Task prompt
Each line of the listing that contains the word "document" is to be copied.

=-=-=-=-=

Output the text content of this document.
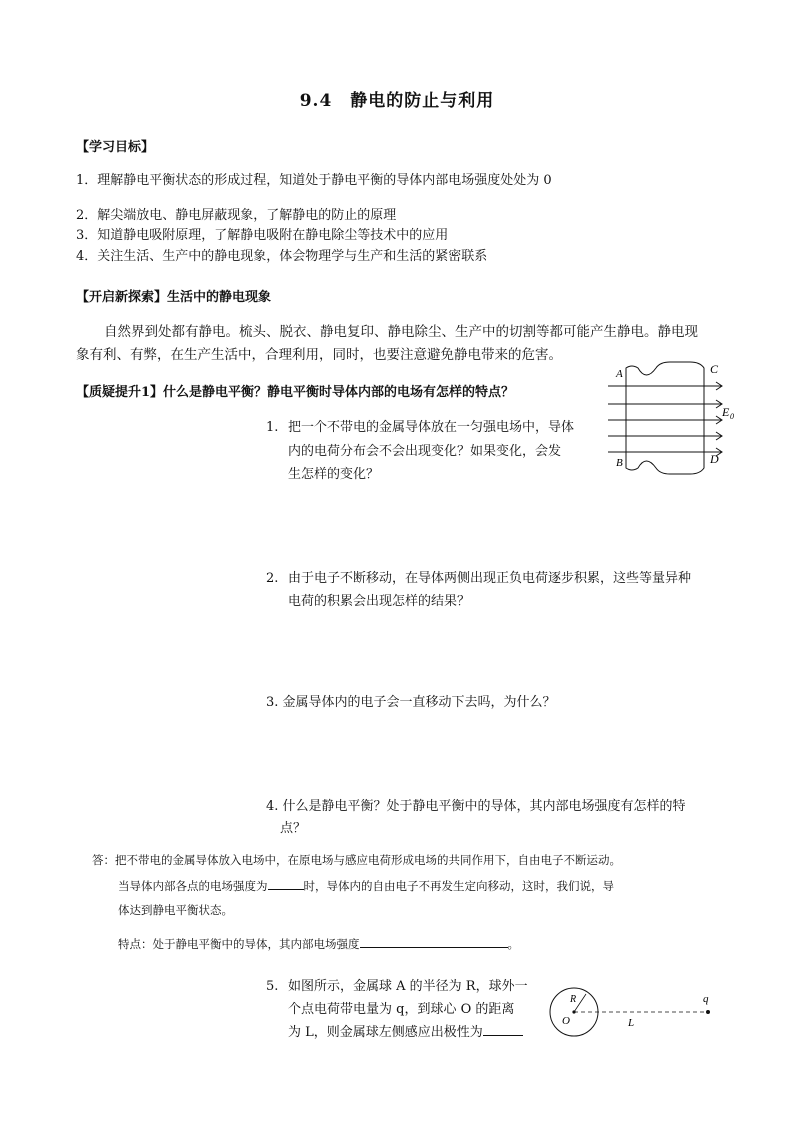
9.4　静电的防止与利用
【学习目标】
1．理解静电平衡状态的形成过程，知道处于静电平衡的导体内部电场强度处处为 0
2．解尖端放电、静电屏蔽现象，了解静电的防止的原理
3．知道静电吸附原理，了解静电吸附在静电除尘等技术中的应用
4．关注生活、生产中的静电现象，体会物理学与生产和生活的紧密联系
【开启新探索】生活中的静电现象
自然界到处都有静电。梳头、脱衣、静电复印、静电除尘、生产中的切割等都可能产生静电。静电现
象有利、有弊，在生产生活中，合理利用，同时，也要注意避免静电带来的危害。
【质疑提升1】什么是静电平衡？静电平衡时导体内部的电场有怎样的特点？
1. 把一个不带电的金属导体放在一匀强电场中，导体
内的电荷分布会不会出现变化？如果变化，会发
生怎样的变化？
A
B
C
D
E 0
2. 由于电子不断移动，在导体两侧出现正负电荷逐步积累，这些等量异种
电荷的积累会出现怎样的结果？
3. 金属导体内的电子会一直移动下去吗，为什么？
4. 什么是静电平衡？处于静电平衡中的导体，其内部电场强度有怎样的特
点？
答：把不带电的金属导体放入电场中，在原电场与感应电荷形成电场的共同作用下，自由电子不断运动。
当导体内部各点的电场强度为	时，导体内的自由电子不再发生定向移动，这时，我们说，导
体达到静电平衡状态。
特点：处于静电平衡中的导体，其内部电场强度	。
5. 如图所示，金属球 A 的半径为 R，球外一
个点电荷带电量为 q，到球心 O 的距离
为 L，则金属球左侧感应出极性为
R
O	L
q
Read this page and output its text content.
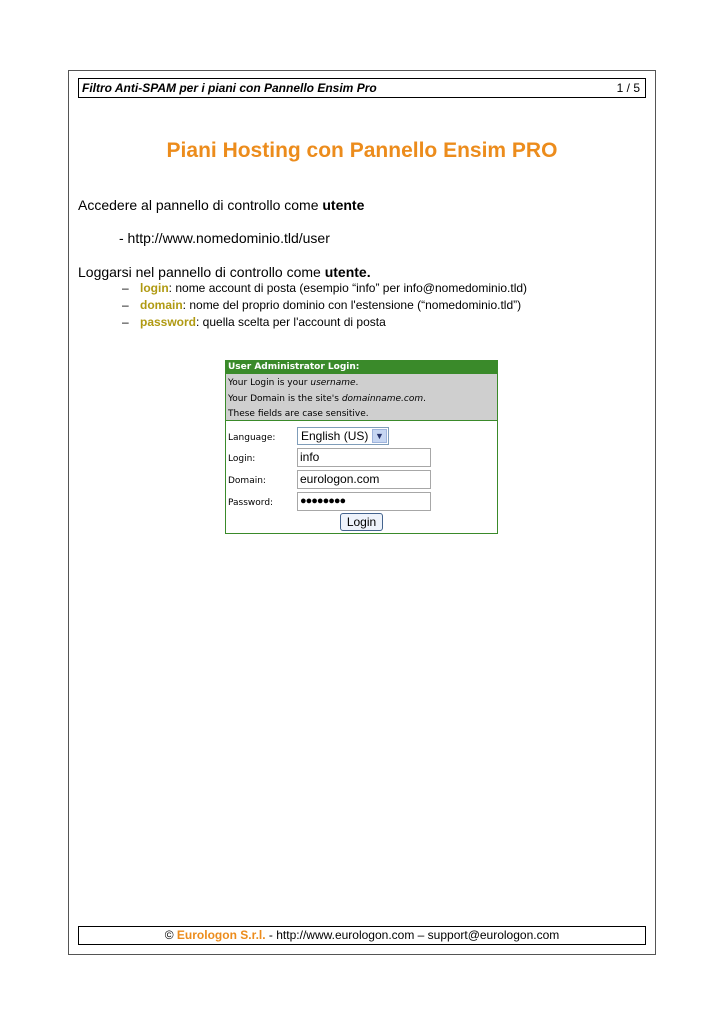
Filtro Anti-SPAM per i piani con Pannello Ensim Pro	1 / 5
Piani Hosting con Pannello Ensim PRO
Accedere al pannello di controllo come utente
- http://www.nomedominio.tld/user
Loggarsi nel pannello di controllo come utente.
– login: nome account di posta (esempio “info” per info@nomedominio.tld)
– domain: nome del proprio dominio con l'estensione (“nomedominio.tld”)
– password: quella scelta per l'account di posta
User Administrator Login:
Your Login is your username.
Your Domain is the site's domainname.com.
These fields are case sensitive.
Language:	English (US) ▼
Login:	info
Domain:	eurologon.com
Password:	●●●●●●●●
Login
© Eurologon S.r.l. - http://www.eurologon.com – support@eurologon.com
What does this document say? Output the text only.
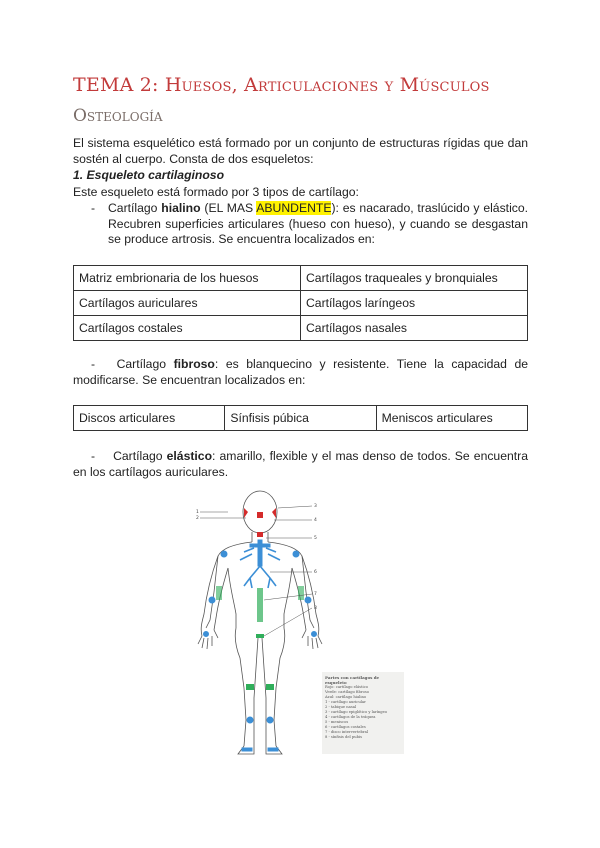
TEMA 2: Huesos, Articulaciones y Músculos
Osteología

El sistema esquelético está formado por un conjunto de estructuras rígidas que dan sostén al cuerpo. Consta de dos esqueletos:

1. Esqueleto cartilaginoso

Este esqueleto está formado por 3 tipos de cartílago:

- Cartílago hialino (EL MAS ABUNDENTE): es nacarado, traslúcido y elástico. Recubren superficies articulares (hueso con hueso), y cuando se desgastan se produce artrosis. Se encuentra localizados en:

Matriz embrionaria de los huesos	Cartílagos traqueales y bronquiales
Cartílagos auriculares	Cartílagos laríngeos
Cartílagos costales	Cartílagos nasales

- Cartílago fibroso: es blanquecino y resistente. Tiene la capacidad de modificarse. Se encuentran localizados en:

Discos articulares	Sínfisis púbica	Meniscos articulares

- Cartílago elástico: amarillo, flexible y el mas denso de todos. Se encuentra en los cartílagos auriculares.

1
2
3
4
5
6
7
8
Partes con cartílagos de esqueleto
Rojo: cartílago elástico
Verde: cartílago fibroso
Azul: cartílago hialino
1 - cartílago auricular
2 - tabique nasal
3 - cartílago epiglótico y laríngeo
4 - cartílagos de la tráquea
5 - meniscos
6 - cartílagos costales
7 - disco intervertebral
8 - sínfisis del pubis
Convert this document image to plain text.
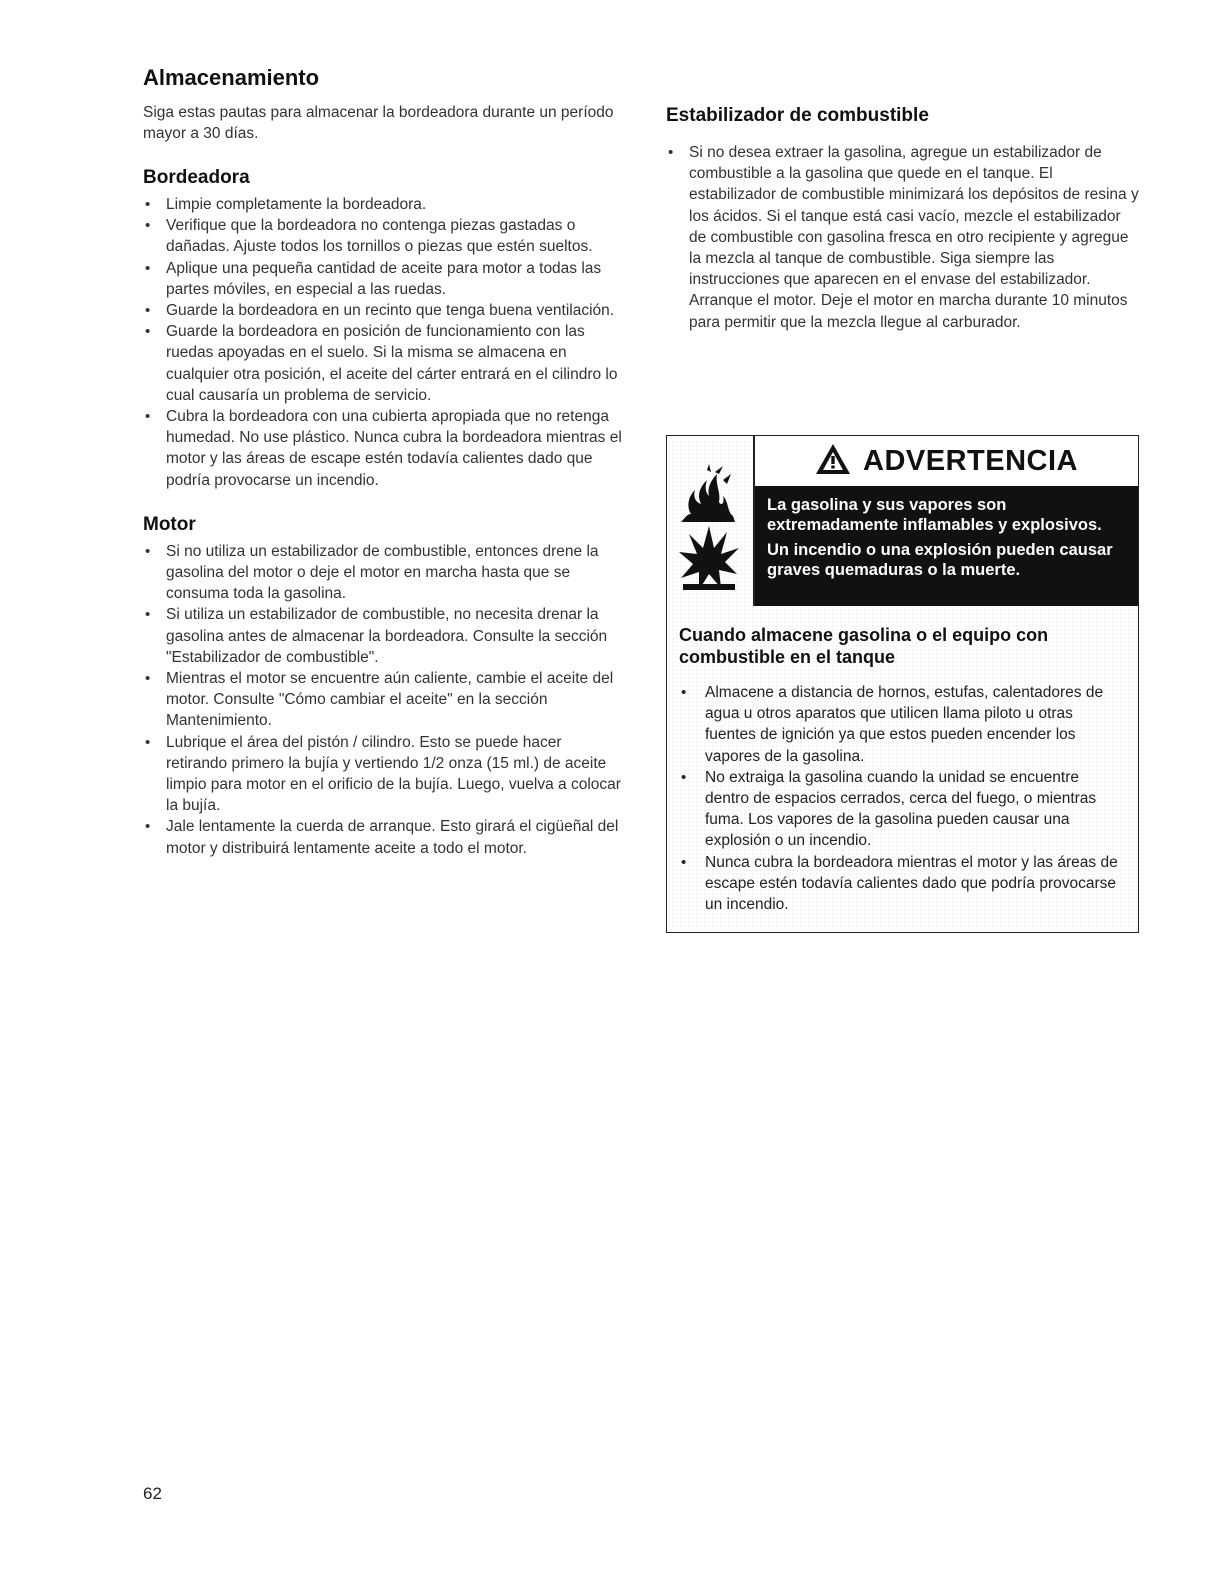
Almacenamiento

Siga estas pautas para almacenar la bordeadora durante un período mayor a 30 días.

Bordeadora
• Limpie completamente la bordeadora.
• Verifique que la bordeadora no contenga piezas gastadas o dañadas. Ajuste todos los tornillos o piezas que estén sueltos.
• Aplique una pequeña cantidad de aceite para motor a todas las partes móviles, en especial a las ruedas.
• Guarde la bordeadora en un recinto que tenga buena ventilación.
• Guarde la bordeadora en posición de funcionamiento con las ruedas apoyadas en el suelo. Si la misma se almacena en cualquier otra posición, el aceite del cárter entrará en el cilindro lo cual causaría un problema de servicio.
• Cubra la bordeadora con una cubierta apropiada que no retenga humedad. No use plástico. Nunca cubra la bordeadora mientras el motor y las áreas de escape estén todavía calientes dado que podría provocarse un incendio.
Motor
• Si no utiliza un estabilizador de combustible, entonces drene la gasolina del motor o deje el motor en marcha hasta que se consuma toda la gasolina.
• Si utiliza un estabilizador de combustible, no necesita drenar la gasolina antes de almacenar la bordeadora. Consulte la sección "Estabilizador de combustible".
• Mientras el motor se encuentre aún caliente, cambie el aceite del motor. Consulte "Cómo cambiar el aceite" en la sección Mantenimiento.
• Lubrique el área del pistón / cilindro. Esto se puede hacer retirando primero la bujía y vertiendo 1/2 onza (15 ml.) de aceite limpio para motor en el orificio de la bujía. Luego, vuelva a colocar la bujía.
• Jale lentamente la cuerda de arranque. Esto girará el cigüeñal del motor y distribuirá lentamente aceite a todo el motor.
Estabilizador de combustible
• Si no desea extraer la gasolina, agregue un estabilizador de combustible a la gasolina que quede en el tanque. El estabilizador de combustible minimizará los depósitos de resina y los ácidos. Si el tanque está casi vacío, mezcle el estabilizador de combustible con gasolina fresca en otro recipiente y agregue la mezcla al tanque de combustible. Siga siempre las instrucciones que aparecen en el envase del estabilizador. Arranque el motor. Deje el motor en marcha durante 10 minutos para permitir que la mezcla llegue al carburador.
ADVERTENCIA

La gasolina y sus vapores son extremadamente inflamables y explosivos.

Un incendio o una explosión pueden causar graves quemaduras o la muerte.

Cuando almacene gasolina o el equipo con combustible en el tanque
• Almacene a distancia de hornos, estufas, calentadores de agua u otros aparatos que utilicen llama piloto u otras fuentes de ignición ya que estos pueden encender los vapores de la gasolina.
• No extraiga la gasolina cuando la unidad se encuentre dentro de espacios cerrados, cerca del fuego, o mientras fuma. Los vapores de la gasolina pueden causar una explosión o un incendio.
• Nunca cubra la bordeadora mientras el motor y las áreas de escape estén todavía calientes dado que podría provocarse un incendio.
62
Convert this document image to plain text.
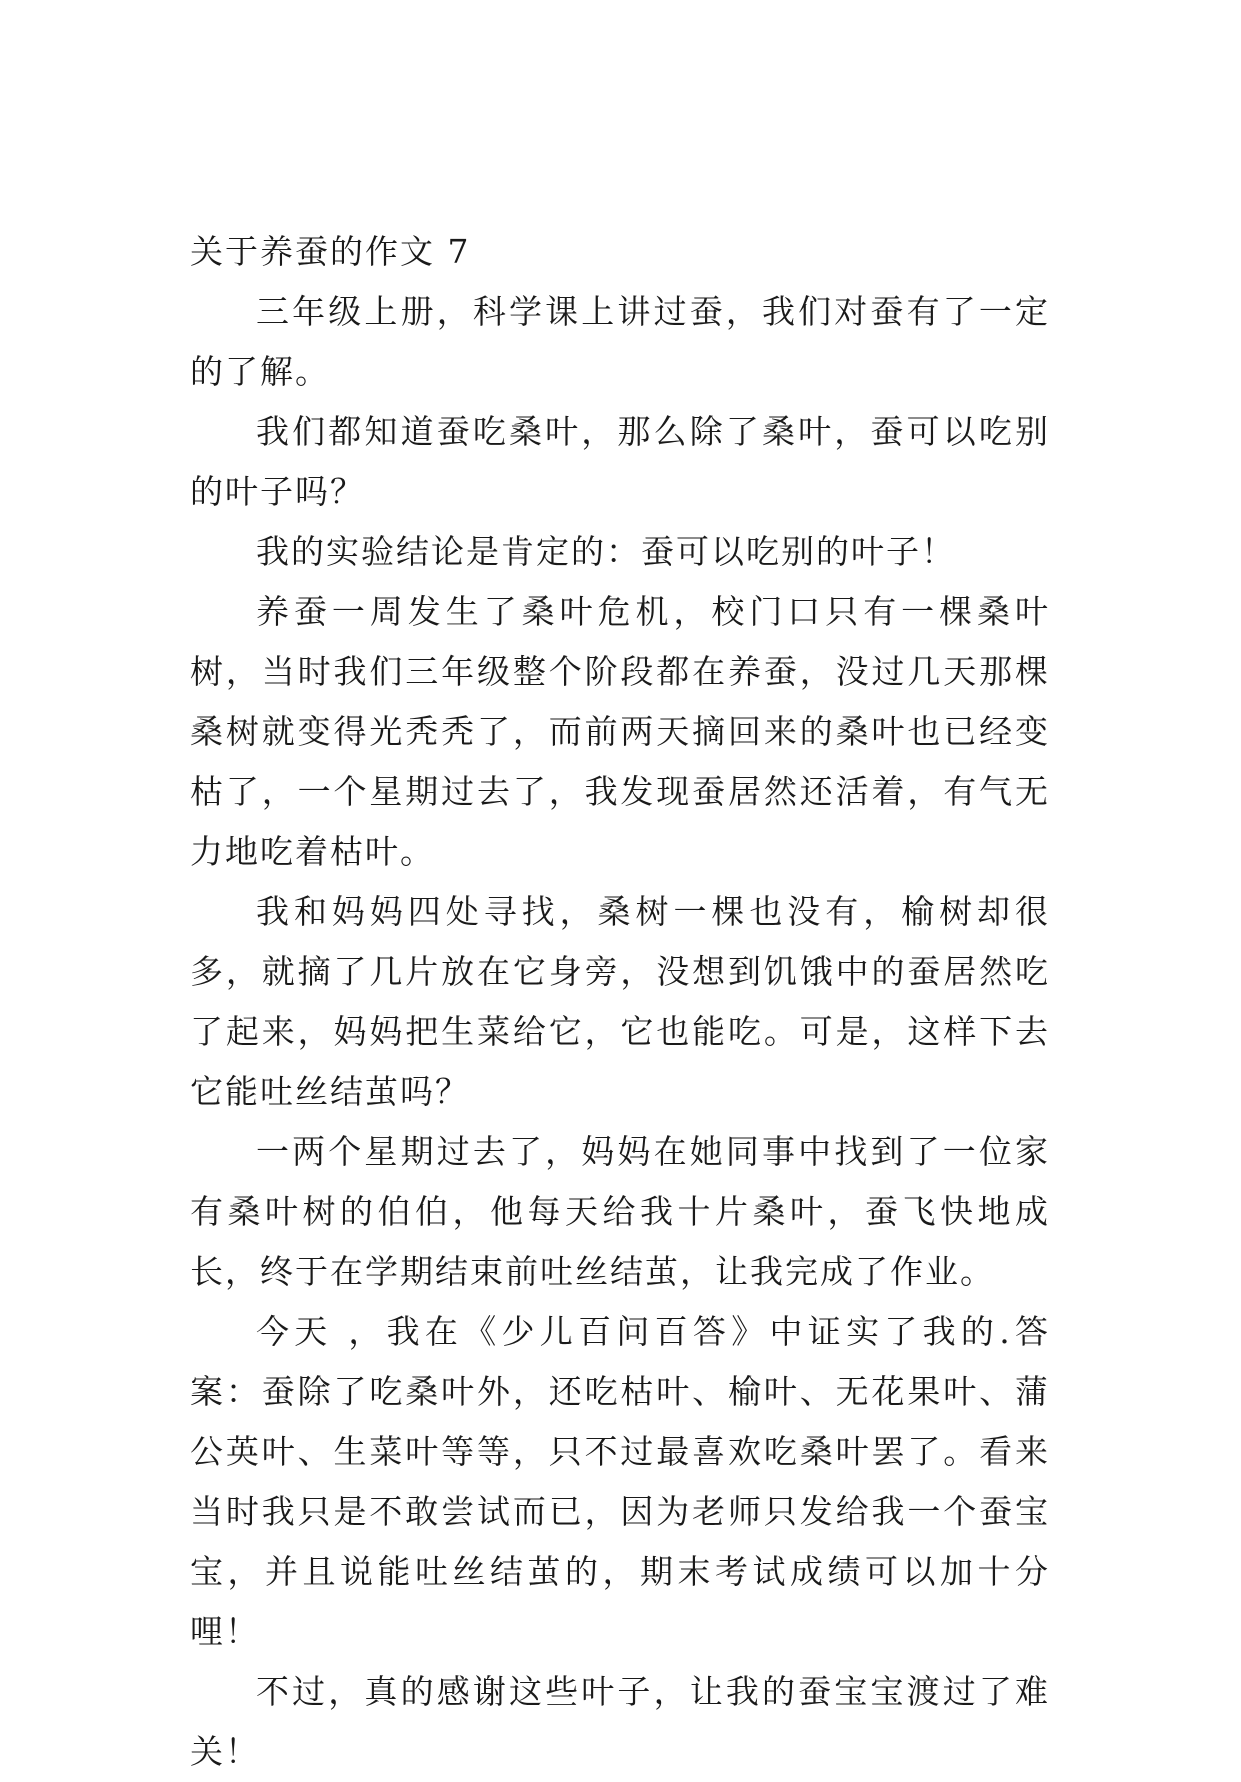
关于养蚕的作文 7

三年级上册，科学课上讲过蚕，我们对蚕有了一定的了解。

我们都知道蚕吃桑叶，那么除了桑叶，蚕可以吃别的叶子吗？

我的实验结论是肯定的：蚕可以吃别的叶子！

养蚕一周发生了桑叶危机，校门口只有一棵桑叶树，当时我们三年级整个阶段都在养蚕，没过几天那棵桑树就变得光秃秃了，而前两天摘回来的桑叶也已经变枯了，一个星期过去了，我发现蚕居然还活着，有气无力地吃着枯叶。

我和妈妈四处寻找，桑树一棵也没有，榆树却很多，就摘了几片放在它身旁，没想到饥饿中的蚕居然吃了起来，妈妈把生菜给它，它也能吃。可是，这样下去它能吐丝结茧吗？

一两个星期过去了，妈妈在她同事中找到了一位家有桑叶树的伯伯，他每天给我十片桑叶，蚕飞快地成长，终于在学期结束前吐丝结茧，让我完成了作业。

今天 ，我在《少儿百问百答》中证实了我的.答案：蚕除了吃桑叶外，还吃枯叶、榆叶、无花果叶、蒲公英叶、生菜叶等等，只不过最喜欢吃桑叶罢了。看来当时我只是不敢尝试而已，因为老师只发给我一个蚕宝宝，并且说能吐丝结茧的，期末考试成绩可以加十分哩！

不过，真的感谢这些叶子，让我的蚕宝宝渡过了难关！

=-=-=-=-=

Output below
Output the text content of this document.
What does this document say? Output the text only.
Convert this document image to plain text.
Convert this document image to plain text.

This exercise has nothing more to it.